Exclude any images and output the remaining records exactly.

>> start MATERIAL

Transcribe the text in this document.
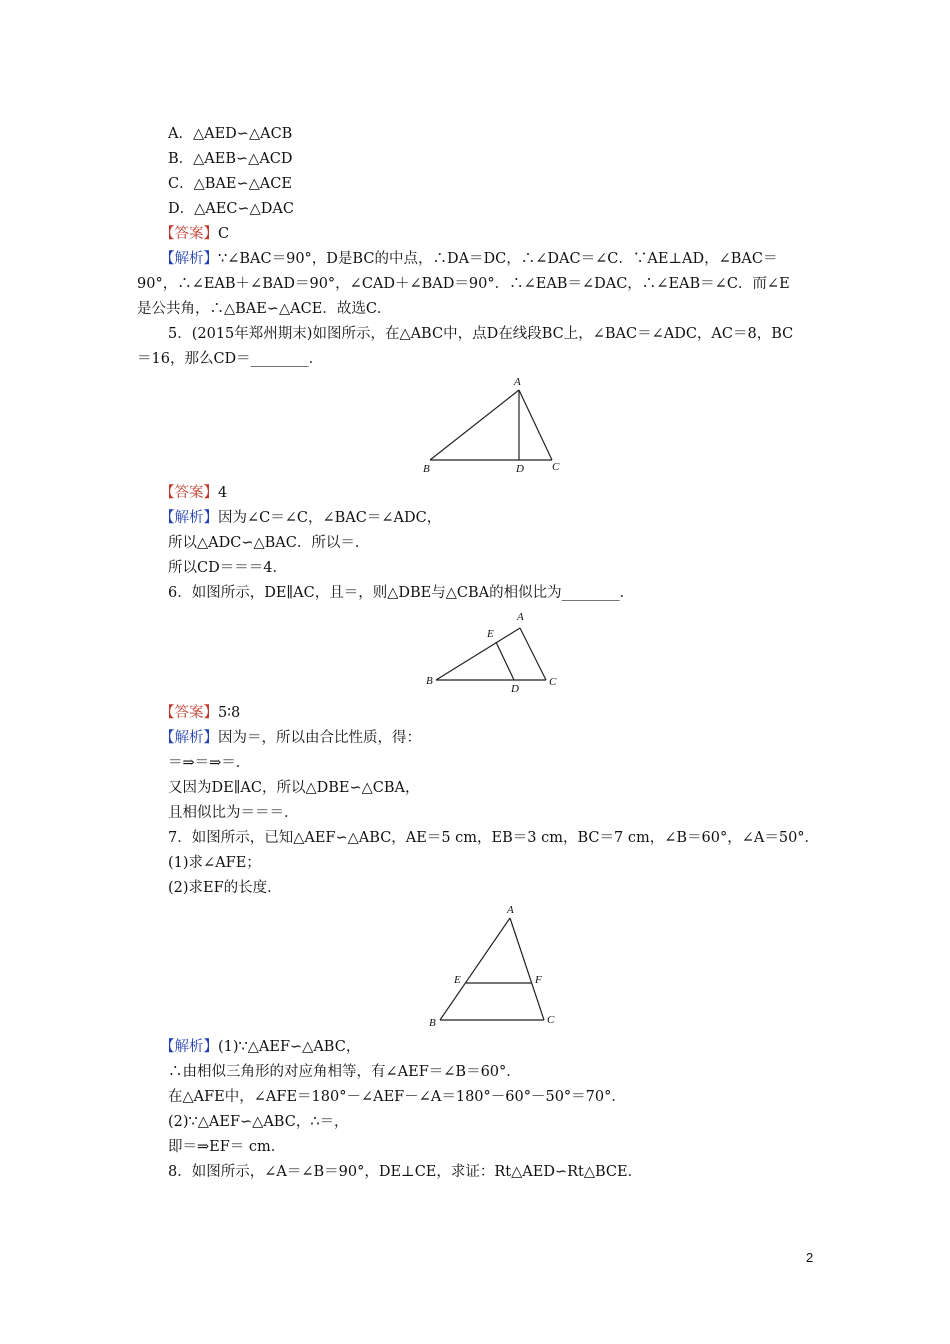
A．△AED∽△ACB
B．△AEB∽△ACD
C．△BAE∽△ACE
D．△AEC∽△DAC
【答案】C
【解析】∵∠BAC＝90°，D是BC的中点，∴DA＝DC，∴∠DAC＝∠C．∵AE⊥AD，∠BAC＝
90°，∴∠EAB＋∠BAD＝90°，∠CAD＋∠BAD＝90°．∴∠EAB＝∠DAC，∴∠EAB＝∠C．而∠E
是公共角，∴△BAE∽△ACE．故选C．
5．(2015年郑州期末)如图所示，在△ABC中，点D在线段BC上，∠BAC＝∠ADC，AC＝8，BC
＝16，那么CD＝________．
A
B	D	C
【答案】4
【解析】因为∠C＝∠C，∠BAC＝∠ADC，
所以△ADC∽△BAC．所以＝．
所以CD＝＝＝4．
6．如图所示，DE∥AC，且＝，则△DBE与△CBA的相似比为________．
A
E
B
D
C
【答案】5∶8
【解析】因为＝，所以由合比性质，得：
＝⇒＝⇒＝．
又因为DE∥AC，所以△DBE∽△CBA，
且相似比为＝＝＝．
7．如图所示，已知△AEF∽△ABC，AE＝5 cm，EB＝3 cm，BC＝7 cm，∠B＝60°，∠A＝50°．
(1)求∠AFE；
(2)求EF的长度．
A
E	F
B	C
【解析】(1)∵△AEF∽△ABC，
∴由相似三角形的对应角相等，有∠AEF＝∠B＝60°．
在△AFE中，∠AFE＝180°－∠AEF－∠A＝180°－60°－50°＝70°．
(2)∵△AEF∽△ABC，∴＝，
即＝⇒EF＝ cm．
8．如图所示，∠A＝∠B＝90°，DE⊥CE，求证：Rt△AED∽Rt△BCE．
2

>> end MATERIAL

=== TASK OUTPUT ===
Transcribe the text in this document.
A．△AED∽△ACB
B．△AEB∽△ACD
C．△BAE∽△ACE
D．△AEC∽△DAC
【答案】C
【解析】∵∠BAC＝90°，D是BC的中点，∴DA＝DC，∴∠DAC＝∠C．∵AE⊥AD，∠BAC＝
90°，∴∠EAB＋∠BAD＝90°，∠CAD＋∠BAD＝90°．∴∠EAB＝∠DAC，∴∠EAB＝∠C．而∠E
是公共角，∴△BAE∽△ACE．故选C．
5．(2015年郑州期末)如图所示，在△ABC中，点D在线段BC上，∠BAC＝∠ADC，AC＝8，BC
＝16，那么CD＝________．
A
B	D	C
【答案】4
【解析】因为∠C＝∠C，∠BAC＝∠ADC，
所以△ADC∽△BAC．所以＝．
所以CD＝＝＝4．
6．如图所示，DE∥AC，且＝，则△DBE与△CBA的相似比为________．
A
E
B
D
C
【答案】5∶8
【解析】因为＝，所以由合比性质，得：
＝⇒＝⇒＝．
又因为DE∥AC，所以△DBE∽△CBA，
且相似比为＝＝＝．
7．如图所示，已知△AEF∽△ABC，AE＝5 cm，EB＝3 cm，BC＝7 cm，∠B＝60°，∠A＝50°．
(1)求∠AFE；
(2)求EF的长度．
A
E	F
B	C
【解析】(1)∵△AEF∽△ABC，
∴由相似三角形的对应角相等，有∠AEF＝∠B＝60°．
在△AFE中，∠AFE＝180°－∠AEF－∠A＝180°－60°－50°＝70°．
(2)∵△AEF∽△ABC，∴＝，
即＝⇒EF＝ cm．
8．如图所示，∠A＝∠B＝90°，DE⊥CE，求证：Rt△AED∽Rt△BCE．
2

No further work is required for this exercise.